**Input**

....

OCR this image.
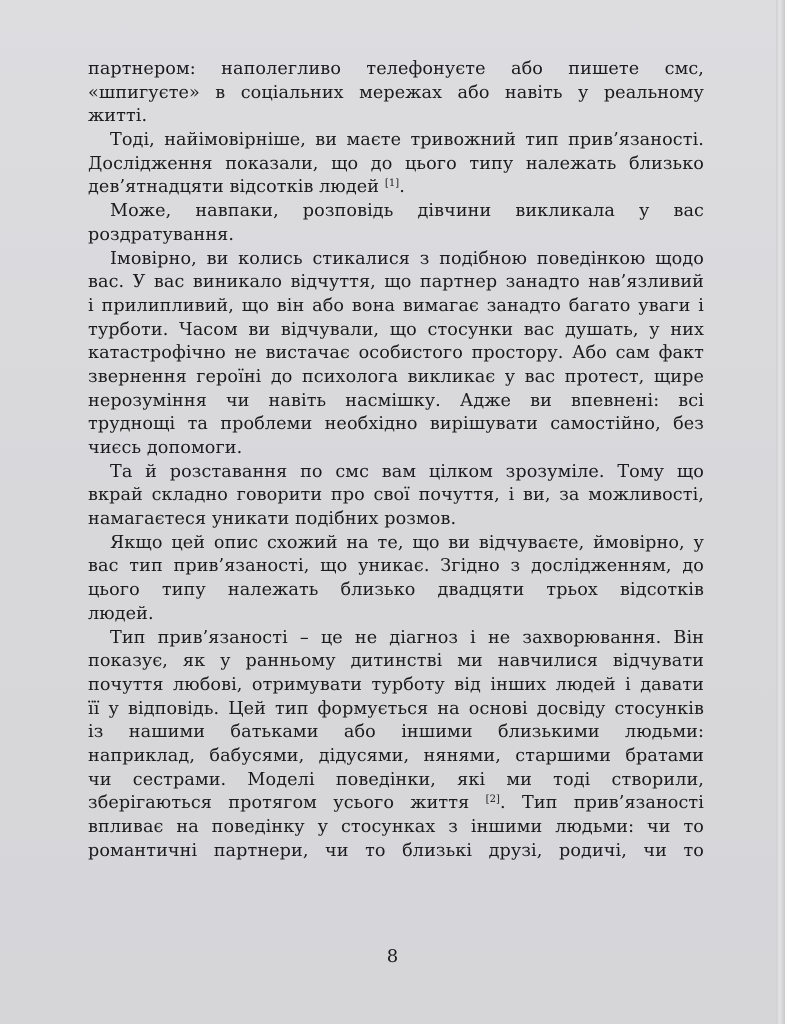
партнером: наполегливо телефонуєте або пишете смс,
«шпигуєте» в соціальних мережах або навіть у реальному
житті.
Тоді, найімовірніше, ви маєте тривожний тип прив’язаності.
Дослідження показали, що до цього типу належать близько
дев’ятнадцяти відсотків людей [1].
Може, навпаки, розповідь дівчини викликала у вас
роздратування.
Імовірно, ви колись стикалися з подібною поведінкою щодо
вас. У вас виникало відчуття, що партнер занадто нав’язливий
і прилипливий, що він або вона вимагає занадто багато уваги і
турботи. Часом ви відчували, що стосунки вас душать, у них
катастрофічно не вистачає особистого простору. Або сам факт
звернення героїні до психолога викликає у вас протест, щире
нерозуміння чи навіть насмішку. Адже ви впевнені: всі
труднощі та проблеми необхідно вирішувати самостійно, без
чиєсь допомоги.
Та й розставання по смс вам цілком зрозуміле. Тому що
вкрай складно говорити про свої почуття, і ви, за можливості,
намагаєтеся уникати подібних розмов.
Якщо цей опис схожий на те, що ви відчуваєте, ймовірно, у
вас тип прив’язаності, що уникає. Згідно з дослідженням, до
цього типу належать близько двадцяти трьох відсотків
людей.
Тип прив’язаності – це не діагноз і не захворювання. Він
показує, як у ранньому дитинстві ми навчилися відчувати
почуття любові, отримувати турботу від інших людей і давати
її у відповідь. Цей тип формується на основі досвіду стосунків
із нашими батьками або іншими близькими людьми:
наприклад, бабусями, дідусями, нянями, старшими братами
чи сестрами. Моделі поведінки, які ми тоді створили,
зберігаються протягом усього життя [2]. Тип прив’язаності
впливає на поведінку у стосунках з іншими людьми: чи то
романтичні партнери, чи то близькі друзі, родичі, чи то
8
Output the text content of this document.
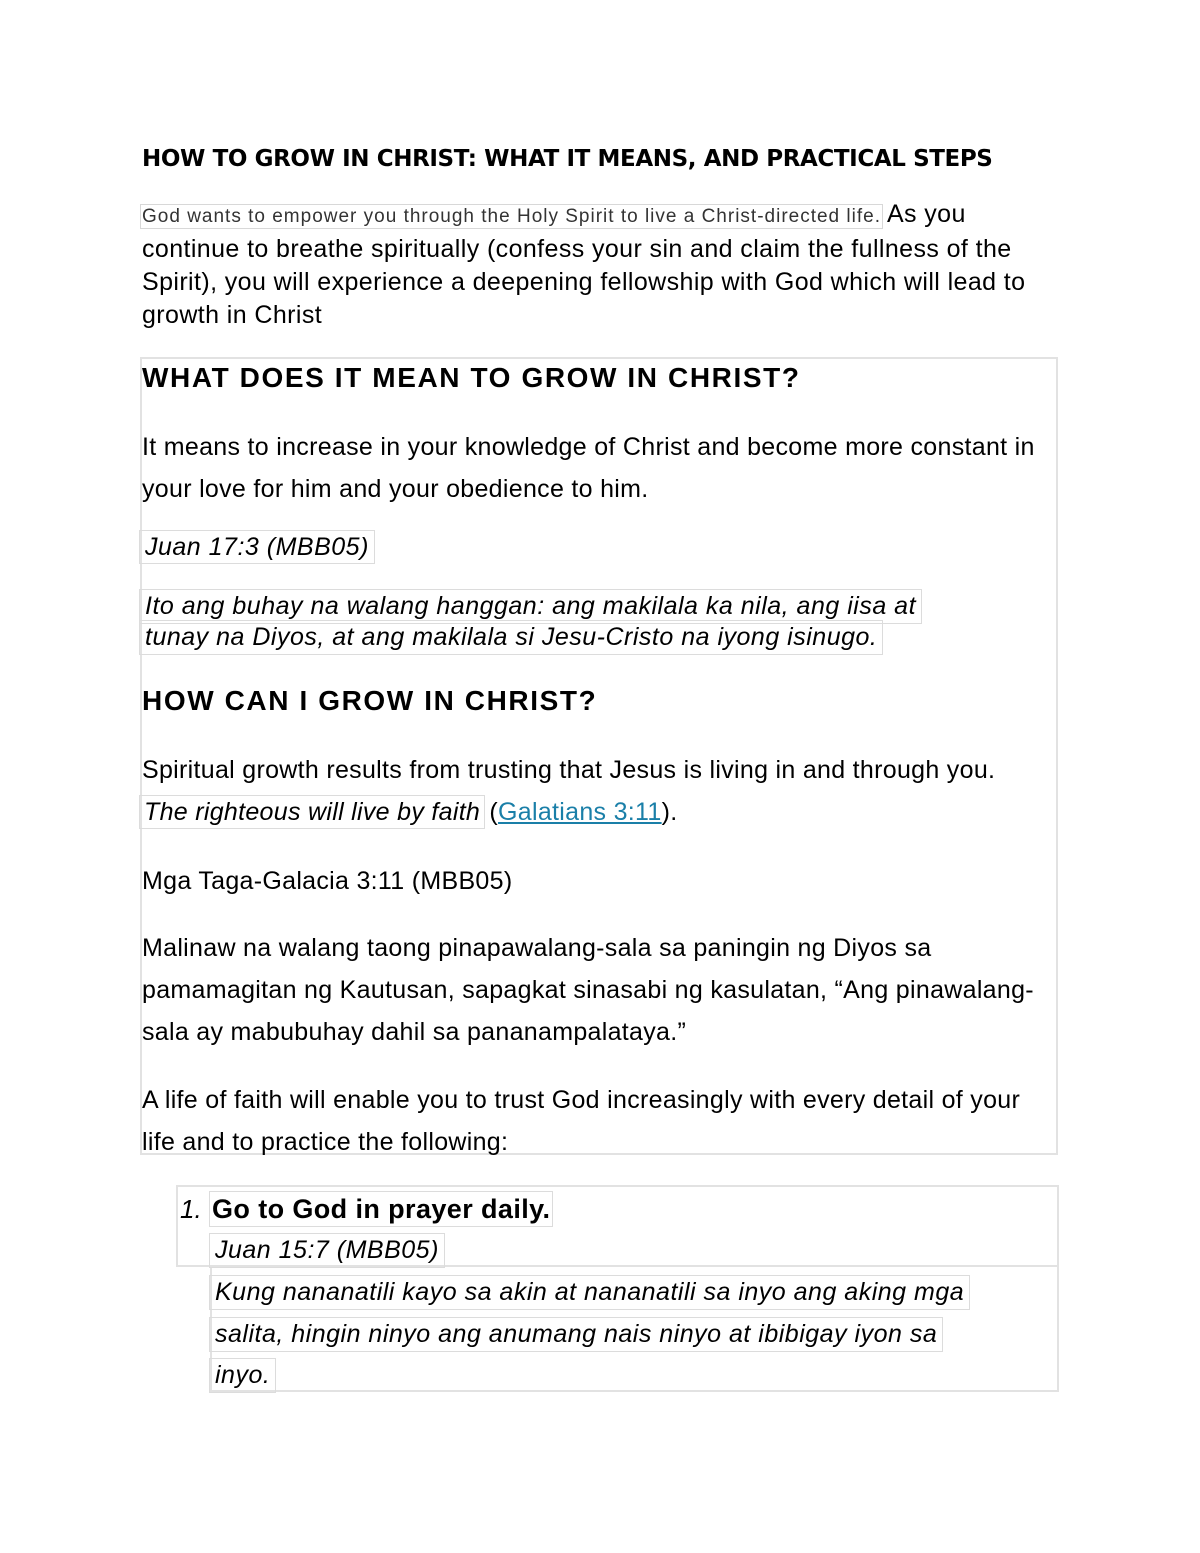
HOW TO GROW IN CHRIST: WHAT IT MEANS, AND PRACTICAL STEPS

God wants to empower you through the Holy Spirit to live a Christ-directed life. As you continue to breathe spiritually (confess your sin and claim the fullness of the Spirit), you will experience a deepening fellowship with God which will lead to growth in Christ

WHAT DOES IT MEAN TO GROW IN CHRIST?

It means to increase in your knowledge of Christ and become more constant in your love for him and your obedience to him.

Juan 17:3 (MBB05)

Ito ang buhay na walang hanggan: ang makilala ka nila, ang iisa at

tunay na Diyos, at ang makilala si Jesu-Cristo na iyong isinugo.

HOW CAN I GROW IN CHRIST?

Spiritual growth results from trusting that Jesus is living in and through you.  The righteous will live by faith (Galatians 3:11).

Mga Taga-Galacia 3:11 (MBB05)

Malinaw na walang taong pinapawalang-sala sa paningin ng Diyos sa pamamagitan ng Kautusan, sapagkat sinasabi ng kasulatan, “Ang pinawalang-sala ay mabubuhay dahil sa pananampalataya.”

A life of faith will enable you to trust God increasingly with every detail of your life and to practice the following:

1. Go to God in prayer daily.

Juan 15:7 (MBB05)

Kung nananatili kayo sa akin at nananatili sa inyo ang aking mga

salita, hingin ninyo ang anumang nais ninyo at ibibigay iyon sa

inyo.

....

**Written request**
Copy each line of the entries that includes the word "людей".

**Full response**
дев’ятнадцяти відсотків людей [1].
людей.
почуття любові, отримувати турботу від інших людей і давати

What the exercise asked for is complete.